# 作業内容:
- a) イベント当日の体験記のうち、「だから、みなさんの気持ちがす」から始まり「ますますファンになってしまったのでした。」まで続く部分を一字一句違えずに書き写してください。
- b) イベント当日の体験記で、筆者がインタビュー記事を読んで宮本さんに抱いていた印象を表す言葉を、すべて挙げること。
- c) イベント当日の体験記を、最後の文の後から書き進めること。

# 抜粋文:

▼

推し事クロニクル5 遂にイベント当日
※登場人物はすべて仮名です。
■2004年春
SNSで、さまざまなジャンルのファンの書き込みを見ていると、よく「推しの視界に自分を入れたくないから、推しと接触はしたくない」というような、容姿に自信のない方の発言が目に入ります。
その気持ち、分かります。
私、ルックス良くありませんから。顔も綺麗じゃないし、スタイルも悪いです。
だから、みなさんの気持ちがすごく分かるのに、宮本さん(推し)に会いにいってしまったんですよねえ・・。
「一度は会ってみたい」という感情に抗うことができなかったです。
さて。
そのイベントは、ファンサイト開設の3日後に行われました。
当日の朝、私は新幹線に乗って会場へ向かいました。
会場には早めに着いたので、最前列に座ることも可能でしたが、初のナマ宮本さんをそんな激近で体験する勇気が出ず、3列目だったか4列目だったか、程良い位置を確保。
イベントはまず、トークショーから始まりました。
浅野さんという、宮本さんの関係者さんが聞き手を務めました。
ファンになって約半年、宮本さんのトークをがっつり聞くというのも、これが初めて。
いくつも読んだインタビュー記事から、真面目そうで飾らなくて謙虚な人だと好ましく思っていたけれど、実際にお話を聞いても、その印象は変わらず。良い人全開。
ますますファンになってしまったのでした。
トークショーは質問コーナーも含め、2時間近くもあり大満足。
その後は、物販タイム。サインと握手をしてもらえます。
その間、関係者の浅野さんは、宮本さんの傍に控えていました。

▲

# 収集データ:
▼

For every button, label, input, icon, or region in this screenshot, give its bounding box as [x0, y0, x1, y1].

▲

# 回答一覧:
- a)
だから、みなさんの気持ちがすごく分かるのに、宮本さん(推し)に会いにいってしまったんですよねえ・・。
「一度は会ってみたい」という感情に抗うことができなかったです。
さて。
そのイベントは、ファンサイト開設の3日後に行われました。
当日の朝、私は新幹線に乗って会場へ向かいました。
会場には早めに着いたので、最前列に座ることも可能でしたが、初のナマ宮本さんをそんな激近で体験する勇気が出ず、3列目だったか4列目だったか、程良い位置を確保。
イベントはまず、トークショーから始まりました。
浅野さんという、宮本さんの関係者さんが聞き手を務めました。
ファンになって約半年、宮本さんのトークをがっつり聞くというのも、これが初めて。
いくつも読んだインタビュー記事から、真面目そうで飾らなくて謙虚な人だと好ましく思っていたけれど、実際にお話を聞いても、その印象は変わらず。良い人全開。
ますますファンになってしまったのでした。

- b)
真面目そう
飾らない
謙虚

- c)
浅野さんは、宮本さんのデビュー時からお付き合いがあって、宮本さんが絶大な信頼を置いている方です。
なので、私は浅野さんにも大変興味がありました。いつかお話してみたいなと思っていた。
列に並んだ私は、浅野さんの傍まで進んだときに、ちらっと目が合ったので、浅野さんに話かけました。
「今日、浅野さんにもお会いしたかったんです」
列の中で浅野さんに声をかける人は他にいなかったので、浅野さんはちょっとびっくりした様子でした。
続けて私は言います。
「私は○○県から来まして・・」
すると、浅野さんはこう仰ったのです。
「・・何か、ブログをやっていたりします?」
え?
ぶ、ぶろぐ???
私はうろたえながらも答えました。
「つ、つい最近(3日前だ)、始めましたけど・・」
それを聞いて、浅野さんはニッコリ笑って言ったのです。
「(私が作ったファンサイトの名前)!?」
ええええー!!!!
どうして???
3日前にオープンしたファンサイト、宮本さんの名前や関連キーワードでグーグル検索してみても、まだ全然ヒットしないことを私は確認済みでした。
なのに、なんで浅野さんが知ってるの???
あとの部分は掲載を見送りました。